[Brano del documento]:
>>>
Antonio Monella ha lasciato il carcere dopo la grazia parziale concessa dal presidente della Repubblica Sergio Mattarella. L’imprenditore di Arzago d’Adda (Bergamo) era in carcere dall’8 settembre 2014 perché condannato in via definitiva per aver sparato al ladro che gli stava rubando l’auto, dopo avergli sottratto le chiavi di casa, e averlo ucciso. Il magistrato di Sorveglianza ha accolto la richiesta di scarcerazione presentata dai legali dopo l’intervento del Capo dello Stato il 13 novembre scorso. Il provvedimento di clemenza aveva fatto scendere la pena di Monella, fissata a sei anni, a poco meno di tre anni, dandogli la possibilità di lasciare il carcere per essere affidato ai servizi sociali. L’imprenditore adesso, tornerà a lavorare nell’azienda edile di sua proprietà, portata avanti dal figlio e dal fratello durante la sua assenza.
<<<
[Estratti dei dati]:
>>>
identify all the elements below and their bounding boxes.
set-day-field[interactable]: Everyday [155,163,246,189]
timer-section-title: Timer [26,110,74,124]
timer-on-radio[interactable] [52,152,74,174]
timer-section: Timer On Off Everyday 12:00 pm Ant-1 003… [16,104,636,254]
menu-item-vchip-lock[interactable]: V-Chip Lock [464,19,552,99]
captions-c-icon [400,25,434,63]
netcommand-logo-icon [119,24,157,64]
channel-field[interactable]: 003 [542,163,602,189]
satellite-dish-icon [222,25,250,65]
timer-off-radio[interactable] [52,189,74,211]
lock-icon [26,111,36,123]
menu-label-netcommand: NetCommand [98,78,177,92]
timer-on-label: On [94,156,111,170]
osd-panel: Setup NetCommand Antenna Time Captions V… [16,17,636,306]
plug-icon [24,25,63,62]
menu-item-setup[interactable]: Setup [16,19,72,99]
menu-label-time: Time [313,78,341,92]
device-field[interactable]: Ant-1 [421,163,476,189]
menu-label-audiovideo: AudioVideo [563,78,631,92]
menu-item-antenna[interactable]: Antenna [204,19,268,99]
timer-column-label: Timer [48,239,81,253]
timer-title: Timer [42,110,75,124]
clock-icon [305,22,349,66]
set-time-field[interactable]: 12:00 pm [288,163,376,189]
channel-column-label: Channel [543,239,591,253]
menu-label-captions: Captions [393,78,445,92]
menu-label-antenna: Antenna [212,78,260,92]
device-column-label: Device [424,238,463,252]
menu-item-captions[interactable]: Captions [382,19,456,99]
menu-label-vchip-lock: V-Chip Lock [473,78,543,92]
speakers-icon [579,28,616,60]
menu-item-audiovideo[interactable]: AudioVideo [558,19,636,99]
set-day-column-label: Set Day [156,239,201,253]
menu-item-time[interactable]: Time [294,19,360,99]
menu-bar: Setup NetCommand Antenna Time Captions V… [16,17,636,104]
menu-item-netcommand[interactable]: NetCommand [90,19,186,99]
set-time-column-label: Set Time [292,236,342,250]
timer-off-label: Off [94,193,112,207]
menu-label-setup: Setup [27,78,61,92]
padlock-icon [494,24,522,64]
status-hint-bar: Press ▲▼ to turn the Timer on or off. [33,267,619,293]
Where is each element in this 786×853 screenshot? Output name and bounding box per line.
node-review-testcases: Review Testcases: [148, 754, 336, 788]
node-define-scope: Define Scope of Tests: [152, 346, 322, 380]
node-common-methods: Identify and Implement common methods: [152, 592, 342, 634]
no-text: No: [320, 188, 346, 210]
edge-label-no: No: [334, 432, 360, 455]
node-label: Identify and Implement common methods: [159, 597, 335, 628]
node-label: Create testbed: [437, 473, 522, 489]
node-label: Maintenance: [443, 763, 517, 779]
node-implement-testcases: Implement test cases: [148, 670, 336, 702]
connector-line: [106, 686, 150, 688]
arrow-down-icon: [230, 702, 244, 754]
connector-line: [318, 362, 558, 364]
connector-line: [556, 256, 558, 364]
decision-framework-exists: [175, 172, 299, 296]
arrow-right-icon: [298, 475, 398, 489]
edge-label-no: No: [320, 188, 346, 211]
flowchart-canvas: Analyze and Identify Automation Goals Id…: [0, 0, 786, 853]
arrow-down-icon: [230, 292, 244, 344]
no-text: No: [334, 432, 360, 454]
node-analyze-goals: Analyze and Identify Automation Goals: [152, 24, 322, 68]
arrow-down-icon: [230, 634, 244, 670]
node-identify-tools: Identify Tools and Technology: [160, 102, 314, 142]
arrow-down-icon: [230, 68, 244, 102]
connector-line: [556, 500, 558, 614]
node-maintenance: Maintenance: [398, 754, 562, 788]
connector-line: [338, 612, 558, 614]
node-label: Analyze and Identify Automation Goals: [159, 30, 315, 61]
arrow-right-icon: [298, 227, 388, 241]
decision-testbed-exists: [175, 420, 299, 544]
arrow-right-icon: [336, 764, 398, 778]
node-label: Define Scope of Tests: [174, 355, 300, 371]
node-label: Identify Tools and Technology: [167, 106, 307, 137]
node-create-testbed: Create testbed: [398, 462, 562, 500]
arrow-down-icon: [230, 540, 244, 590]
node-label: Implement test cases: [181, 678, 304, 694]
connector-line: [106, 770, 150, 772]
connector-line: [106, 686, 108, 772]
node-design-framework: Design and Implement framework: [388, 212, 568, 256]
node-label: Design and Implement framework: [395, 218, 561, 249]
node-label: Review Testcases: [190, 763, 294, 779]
<<<
[Compito da svolgere]: Secondo il brano del documento, a quanti anni era stata fissata la pena di Antonio Monella prima del provvedimento di clemenza?

[Soluzione del problema]: A sei anni.